Start
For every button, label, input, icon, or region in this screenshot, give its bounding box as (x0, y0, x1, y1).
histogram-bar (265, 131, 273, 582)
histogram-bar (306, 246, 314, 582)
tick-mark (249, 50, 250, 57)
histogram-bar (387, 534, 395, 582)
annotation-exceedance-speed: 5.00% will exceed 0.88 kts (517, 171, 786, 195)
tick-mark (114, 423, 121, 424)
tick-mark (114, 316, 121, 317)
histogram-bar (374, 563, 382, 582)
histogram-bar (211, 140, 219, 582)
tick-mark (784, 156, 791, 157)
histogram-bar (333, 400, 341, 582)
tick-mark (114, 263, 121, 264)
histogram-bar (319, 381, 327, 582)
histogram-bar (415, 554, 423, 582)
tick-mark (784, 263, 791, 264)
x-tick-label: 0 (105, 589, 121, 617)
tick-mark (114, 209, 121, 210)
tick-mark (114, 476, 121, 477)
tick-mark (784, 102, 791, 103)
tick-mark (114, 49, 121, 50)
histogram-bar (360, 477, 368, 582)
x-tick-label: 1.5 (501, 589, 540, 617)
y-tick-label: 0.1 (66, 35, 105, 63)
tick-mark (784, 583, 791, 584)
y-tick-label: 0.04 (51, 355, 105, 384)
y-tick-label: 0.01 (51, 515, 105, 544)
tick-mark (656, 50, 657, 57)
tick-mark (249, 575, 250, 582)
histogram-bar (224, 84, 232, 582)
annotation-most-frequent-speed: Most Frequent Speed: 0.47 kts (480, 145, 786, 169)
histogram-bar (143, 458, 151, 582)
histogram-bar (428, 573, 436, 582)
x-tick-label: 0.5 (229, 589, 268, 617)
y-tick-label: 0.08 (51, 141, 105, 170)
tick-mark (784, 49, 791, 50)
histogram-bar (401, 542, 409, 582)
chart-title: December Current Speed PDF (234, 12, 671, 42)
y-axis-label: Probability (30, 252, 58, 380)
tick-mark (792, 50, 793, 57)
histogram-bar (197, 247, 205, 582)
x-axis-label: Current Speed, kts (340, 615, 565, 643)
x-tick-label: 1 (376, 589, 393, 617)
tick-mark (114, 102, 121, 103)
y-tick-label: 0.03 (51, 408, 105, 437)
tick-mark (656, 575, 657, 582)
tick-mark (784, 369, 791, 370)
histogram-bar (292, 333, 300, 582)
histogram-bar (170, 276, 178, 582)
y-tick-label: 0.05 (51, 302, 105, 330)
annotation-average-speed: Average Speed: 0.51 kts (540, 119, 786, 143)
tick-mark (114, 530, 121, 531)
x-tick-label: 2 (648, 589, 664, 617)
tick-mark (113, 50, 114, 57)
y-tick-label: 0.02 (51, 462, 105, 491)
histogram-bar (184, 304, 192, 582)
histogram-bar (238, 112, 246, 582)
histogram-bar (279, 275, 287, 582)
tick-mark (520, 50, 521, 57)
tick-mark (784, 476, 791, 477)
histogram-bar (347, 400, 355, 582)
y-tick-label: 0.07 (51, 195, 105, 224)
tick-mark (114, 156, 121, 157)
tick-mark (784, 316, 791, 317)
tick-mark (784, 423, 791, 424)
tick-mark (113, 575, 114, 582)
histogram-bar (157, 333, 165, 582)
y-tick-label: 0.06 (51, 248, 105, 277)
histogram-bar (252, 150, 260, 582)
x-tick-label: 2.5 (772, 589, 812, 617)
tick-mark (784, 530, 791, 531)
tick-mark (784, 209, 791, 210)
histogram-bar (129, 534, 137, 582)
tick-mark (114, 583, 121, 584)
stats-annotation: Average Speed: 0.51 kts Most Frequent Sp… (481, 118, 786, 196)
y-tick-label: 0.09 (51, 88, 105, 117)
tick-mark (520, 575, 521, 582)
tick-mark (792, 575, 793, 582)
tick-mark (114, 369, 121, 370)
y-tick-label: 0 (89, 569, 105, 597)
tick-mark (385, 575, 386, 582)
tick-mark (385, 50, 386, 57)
End
## [Given instruction]
Rewrite all of the data above with "histogram-bar" changed to "bar" wherever it occurs, keeping everything else the same.

## [Full output]
For every button, label, input, icon, or region in this screenshot, give its bounding box as (x0, y0, x1, y1).
bar (265, 131, 273, 582)
bar (306, 246, 314, 582)
tick-mark (249, 50, 250, 57)
bar (387, 534, 395, 582)
annotation-exceedance-speed: 5.00% will exceed 0.88 kts (517, 171, 786, 195)
tick-mark (114, 423, 121, 424)
tick-mark (114, 316, 121, 317)
bar (374, 563, 382, 582)
bar (211, 140, 219, 582)
tick-mark (784, 156, 791, 157)
bar (333, 400, 341, 582)
tick-mark (114, 263, 121, 264)
bar (319, 381, 327, 582)
bar (415, 554, 423, 582)
tick-mark (784, 263, 791, 264)
x-tick-label: 0 (105, 589, 121, 617)
tick-mark (114, 209, 121, 210)
tick-mark (114, 476, 121, 477)
tick-mark (784, 102, 791, 103)
tick-mark (114, 49, 121, 50)
bar (360, 477, 368, 582)
x-tick-label: 1.5 (501, 589, 540, 617)
y-tick-label: 0.1 (66, 35, 105, 63)
tick-mark (784, 583, 791, 584)
y-tick-label: 0.04 (51, 355, 105, 384)
y-tick-label: 0.01 (51, 515, 105, 544)
tick-mark (656, 50, 657, 57)
tick-mark (249, 575, 250, 582)
bar (224, 84, 232, 582)
annotation-most-frequent-speed: Most Frequent Speed: 0.47 kts (480, 145, 786, 169)
bar (143, 458, 151, 582)
bar (428, 573, 436, 582)
x-tick-label: 0.5 (229, 589, 268, 617)
y-tick-label: 0.08 (51, 141, 105, 170)
tick-mark (784, 49, 791, 50)
bar (401, 542, 409, 582)
chart-title: December Current Speed PDF (234, 12, 671, 42)
y-axis-label: Probability (30, 252, 58, 380)
tick-mark (792, 50, 793, 57)
bar (197, 247, 205, 582)
x-axis-label: Current Speed, kts (340, 615, 565, 643)
x-tick-label: 1 (376, 589, 393, 617)
tick-mark (114, 102, 121, 103)
y-tick-label: 0.03 (51, 408, 105, 437)
tick-mark (656, 575, 657, 582)
tick-mark (784, 369, 791, 370)
bar (292, 333, 300, 582)
bar (170, 276, 178, 582)
y-tick-label: 0.05 (51, 302, 105, 330)
annotation-average-speed: Average Speed: 0.51 kts (540, 119, 786, 143)
tick-mark (114, 530, 121, 531)
x-tick-label: 2 (648, 589, 664, 617)
tick-mark (113, 50, 114, 57)
y-tick-label: 0.02 (51, 462, 105, 491)
bar (184, 304, 192, 582)
bar (238, 112, 246, 582)
bar (279, 275, 287, 582)
tick-mark (520, 50, 521, 57)
tick-mark (784, 476, 791, 477)
bar (347, 400, 355, 582)
y-tick-label: 0.07 (51, 195, 105, 224)
tick-mark (114, 156, 121, 157)
tick-mark (784, 316, 791, 317)
tick-mark (784, 423, 791, 424)
tick-mark (113, 575, 114, 582)
bar (157, 333, 165, 582)
y-tick-label: 0.06 (51, 248, 105, 277)
bar (252, 150, 260, 582)
x-tick-label: 2.5 (772, 589, 812, 617)
tick-mark (784, 530, 791, 531)
tick-mark (784, 209, 791, 210)
bar (129, 534, 137, 582)
tick-mark (114, 583, 121, 584)
stats-annotation: Average Speed: 0.51 kts Most Frequent Sp… (481, 118, 786, 196)
y-tick-label: 0.09 (51, 88, 105, 117)
tick-mark (520, 575, 521, 582)
tick-mark (792, 575, 793, 582)
tick-mark (114, 369, 121, 370)
y-tick-label: 0 (89, 569, 105, 597)
tick-mark (385, 575, 386, 582)
tick-mark (385, 50, 386, 57)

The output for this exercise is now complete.